▸ Task instructions
Look through the listing and locate every line containing the word "contains"; copy those lines.

▸ Data provided
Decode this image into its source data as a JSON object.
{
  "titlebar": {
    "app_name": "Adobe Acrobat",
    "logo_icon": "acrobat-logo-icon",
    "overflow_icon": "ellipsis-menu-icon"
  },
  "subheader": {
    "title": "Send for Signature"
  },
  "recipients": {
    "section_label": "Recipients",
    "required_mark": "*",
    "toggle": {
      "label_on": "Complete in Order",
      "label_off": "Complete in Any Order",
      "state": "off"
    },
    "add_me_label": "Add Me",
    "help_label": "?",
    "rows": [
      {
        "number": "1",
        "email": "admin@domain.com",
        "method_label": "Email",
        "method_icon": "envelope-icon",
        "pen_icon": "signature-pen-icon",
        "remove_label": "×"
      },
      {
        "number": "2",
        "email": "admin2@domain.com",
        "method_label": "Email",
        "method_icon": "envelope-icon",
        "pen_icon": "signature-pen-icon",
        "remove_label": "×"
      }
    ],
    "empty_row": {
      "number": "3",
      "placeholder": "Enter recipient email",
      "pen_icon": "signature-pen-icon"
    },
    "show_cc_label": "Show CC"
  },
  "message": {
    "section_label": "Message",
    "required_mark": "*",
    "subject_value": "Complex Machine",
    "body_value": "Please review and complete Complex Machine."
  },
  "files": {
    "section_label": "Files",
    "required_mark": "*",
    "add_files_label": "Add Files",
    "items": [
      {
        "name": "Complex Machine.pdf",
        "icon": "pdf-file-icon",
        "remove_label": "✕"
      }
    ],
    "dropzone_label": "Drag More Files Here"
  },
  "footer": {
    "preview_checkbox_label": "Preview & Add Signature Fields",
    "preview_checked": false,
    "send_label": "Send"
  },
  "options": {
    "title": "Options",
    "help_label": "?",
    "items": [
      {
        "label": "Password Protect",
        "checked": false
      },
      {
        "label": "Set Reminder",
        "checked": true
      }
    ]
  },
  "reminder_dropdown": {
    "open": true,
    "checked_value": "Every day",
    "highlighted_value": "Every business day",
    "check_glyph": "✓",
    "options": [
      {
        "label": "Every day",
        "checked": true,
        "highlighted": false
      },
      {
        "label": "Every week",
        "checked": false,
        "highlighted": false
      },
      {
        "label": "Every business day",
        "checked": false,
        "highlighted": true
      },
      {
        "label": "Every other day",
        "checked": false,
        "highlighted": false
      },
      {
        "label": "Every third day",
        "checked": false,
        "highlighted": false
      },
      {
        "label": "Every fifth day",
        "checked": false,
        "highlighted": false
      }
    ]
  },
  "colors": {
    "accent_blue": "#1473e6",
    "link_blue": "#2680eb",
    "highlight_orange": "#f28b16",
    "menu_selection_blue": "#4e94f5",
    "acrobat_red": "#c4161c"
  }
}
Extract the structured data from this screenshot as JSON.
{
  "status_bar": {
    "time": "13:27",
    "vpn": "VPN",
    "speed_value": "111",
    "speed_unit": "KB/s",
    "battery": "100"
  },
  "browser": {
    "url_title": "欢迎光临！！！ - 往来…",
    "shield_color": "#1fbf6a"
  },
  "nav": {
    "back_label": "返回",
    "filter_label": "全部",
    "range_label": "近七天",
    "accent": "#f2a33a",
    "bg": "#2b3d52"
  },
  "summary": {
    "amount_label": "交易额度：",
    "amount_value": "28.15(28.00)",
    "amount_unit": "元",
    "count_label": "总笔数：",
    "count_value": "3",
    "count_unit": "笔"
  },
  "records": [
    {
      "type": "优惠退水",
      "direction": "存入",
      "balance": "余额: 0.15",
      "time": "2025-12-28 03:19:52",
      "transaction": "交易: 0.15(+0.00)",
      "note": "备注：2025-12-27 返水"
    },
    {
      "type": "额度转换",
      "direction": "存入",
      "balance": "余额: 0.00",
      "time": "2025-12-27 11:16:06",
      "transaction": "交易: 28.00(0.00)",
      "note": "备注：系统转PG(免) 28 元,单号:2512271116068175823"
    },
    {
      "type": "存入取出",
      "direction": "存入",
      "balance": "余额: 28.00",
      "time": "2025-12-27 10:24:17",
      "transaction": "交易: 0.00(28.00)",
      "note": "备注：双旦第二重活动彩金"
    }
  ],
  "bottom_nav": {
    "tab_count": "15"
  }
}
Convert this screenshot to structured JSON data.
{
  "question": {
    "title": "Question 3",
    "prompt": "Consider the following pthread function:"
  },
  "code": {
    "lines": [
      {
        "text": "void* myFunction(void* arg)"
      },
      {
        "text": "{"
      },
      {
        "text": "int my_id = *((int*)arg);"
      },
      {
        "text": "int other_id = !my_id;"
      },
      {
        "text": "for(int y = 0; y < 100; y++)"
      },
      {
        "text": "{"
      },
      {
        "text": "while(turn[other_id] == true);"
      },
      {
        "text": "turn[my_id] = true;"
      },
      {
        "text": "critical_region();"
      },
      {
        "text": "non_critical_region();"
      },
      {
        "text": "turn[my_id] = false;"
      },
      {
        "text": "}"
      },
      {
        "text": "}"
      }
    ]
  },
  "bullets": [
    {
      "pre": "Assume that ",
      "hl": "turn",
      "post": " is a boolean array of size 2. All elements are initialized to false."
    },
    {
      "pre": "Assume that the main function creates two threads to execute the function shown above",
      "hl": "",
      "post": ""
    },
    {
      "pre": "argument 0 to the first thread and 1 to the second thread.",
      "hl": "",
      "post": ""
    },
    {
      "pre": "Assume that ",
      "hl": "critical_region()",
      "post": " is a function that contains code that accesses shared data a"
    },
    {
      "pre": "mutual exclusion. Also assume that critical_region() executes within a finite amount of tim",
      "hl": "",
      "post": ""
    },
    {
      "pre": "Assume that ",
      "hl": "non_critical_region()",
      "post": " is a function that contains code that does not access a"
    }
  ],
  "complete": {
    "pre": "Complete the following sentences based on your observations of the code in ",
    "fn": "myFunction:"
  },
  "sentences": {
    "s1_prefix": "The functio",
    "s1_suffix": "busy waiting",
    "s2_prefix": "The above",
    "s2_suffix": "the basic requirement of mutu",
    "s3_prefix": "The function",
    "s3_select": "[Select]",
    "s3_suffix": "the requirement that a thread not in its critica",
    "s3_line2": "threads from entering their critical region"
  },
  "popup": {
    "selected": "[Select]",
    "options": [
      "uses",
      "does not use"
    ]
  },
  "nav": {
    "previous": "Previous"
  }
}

▸ Worked solution
      "post": " is a function that contains code that accesses shared data a"
      "post": " is a function that contains code that does not access a"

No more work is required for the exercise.